Supplied entries →
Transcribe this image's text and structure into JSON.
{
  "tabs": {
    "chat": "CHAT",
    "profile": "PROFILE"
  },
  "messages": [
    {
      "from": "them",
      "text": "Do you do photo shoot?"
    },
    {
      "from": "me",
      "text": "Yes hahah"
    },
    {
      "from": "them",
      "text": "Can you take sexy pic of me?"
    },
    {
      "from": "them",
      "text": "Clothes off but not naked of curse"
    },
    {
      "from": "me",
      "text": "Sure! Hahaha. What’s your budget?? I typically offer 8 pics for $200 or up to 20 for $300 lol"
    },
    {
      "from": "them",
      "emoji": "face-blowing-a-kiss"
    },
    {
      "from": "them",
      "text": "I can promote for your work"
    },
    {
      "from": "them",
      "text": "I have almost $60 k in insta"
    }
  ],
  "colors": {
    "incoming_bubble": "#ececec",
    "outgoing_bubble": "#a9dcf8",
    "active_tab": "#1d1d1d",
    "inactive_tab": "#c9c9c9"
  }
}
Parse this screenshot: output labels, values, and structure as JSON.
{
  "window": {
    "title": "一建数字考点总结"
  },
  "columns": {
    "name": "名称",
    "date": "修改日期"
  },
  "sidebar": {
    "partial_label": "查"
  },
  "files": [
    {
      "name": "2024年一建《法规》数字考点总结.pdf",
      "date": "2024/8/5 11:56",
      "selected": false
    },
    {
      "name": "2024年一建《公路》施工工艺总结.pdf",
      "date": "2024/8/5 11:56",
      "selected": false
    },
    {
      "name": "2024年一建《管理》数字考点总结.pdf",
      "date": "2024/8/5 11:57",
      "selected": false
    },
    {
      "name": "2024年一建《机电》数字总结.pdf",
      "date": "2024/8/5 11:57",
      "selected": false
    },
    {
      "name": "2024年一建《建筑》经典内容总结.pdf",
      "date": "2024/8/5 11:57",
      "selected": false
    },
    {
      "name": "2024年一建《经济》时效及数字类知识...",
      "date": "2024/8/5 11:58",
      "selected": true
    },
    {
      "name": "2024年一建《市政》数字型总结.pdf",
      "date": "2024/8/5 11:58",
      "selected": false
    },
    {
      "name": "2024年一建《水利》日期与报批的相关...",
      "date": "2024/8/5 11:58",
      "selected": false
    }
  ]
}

Written request → Copy all data exactly, start to finish.

Correct output →
Transcribe this image's text and structure into JSON.
{
  "tabs": {
    "chat": "CHAT",
    "profile": "PROFILE"
  },
  "messages": [
    {
      "from": "them",
      "text": "Do you do photo shoot?"
    },
    {
      "from": "me",
      "text": "Yes hahah"
    },
    {
      "from": "them",
      "text": "Can you take sexy pic of me?"
    },
    {
      "from": "them",
      "text": "Clothes off but not naked of curse"
    },
    {
      "from": "me",
      "text": "Sure! Hahaha. What’s your budget?? I typically offer 8 pics for $200 or up to 20 for $300 lol"
    },
    {
      "from": "them",
      "emoji": "face-blowing-a-kiss"
    },
    {
      "from": "them",
      "text": "I can promote for your work"
    },
    {
      "from": "them",
      "text": "I have almost $60 k in insta"
    }
  ],
  "colors": {
    "incoming_bubble": "#ececec",
    "outgoing_bubble": "#a9dcf8",
    "active_tab": "#1d1d1d",
    "inactive_tab": "#c9c9c9"
  }
}
Parse this screenshot: output labels, values, and structure as JSON.
{
  "window": {
    "title": "一建数字考点总结"
  },
  "columns": {
    "name": "名称",
    "date": "修改日期"
  },
  "sidebar": {
    "partial_label": "查"
  },
  "files": [
    {
      "name": "2024年一建《法规》数字考点总结.pdf",
      "date": "2024/8/5 11:56",
      "selected": false
    },
    {
      "name": "2024年一建《公路》施工工艺总结.pdf",
      "date": "2024/8/5 11:56",
      "selected": false
    },
    {
      "name": "2024年一建《管理》数字考点总结.pdf",
      "date": "2024/8/5 11:57",
      "selected": false
    },
    {
      "name": "2024年一建《机电》数字总结.pdf",
      "date": "2024/8/5 11:57",
      "selected": false
    },
    {
      "name": "2024年一建《建筑》经典内容总结.pdf",
      "date": "2024/8/5 11:57",
      "selected": false
    },
    {
      "name": "2024年一建《经济》时效及数字类知识...",
      "date": "2024/8/5 11:58",
      "selected": true
    },
    {
      "name": "2024年一建《市政》数字型总结.pdf",
      "date": "2024/8/5 11:58",
      "selected": false
    },
    {
      "name": "2024年一建《水利》日期与报批的相关...",
      "date": "2024/8/5 11:58",
      "selected": false
    }
  ]
}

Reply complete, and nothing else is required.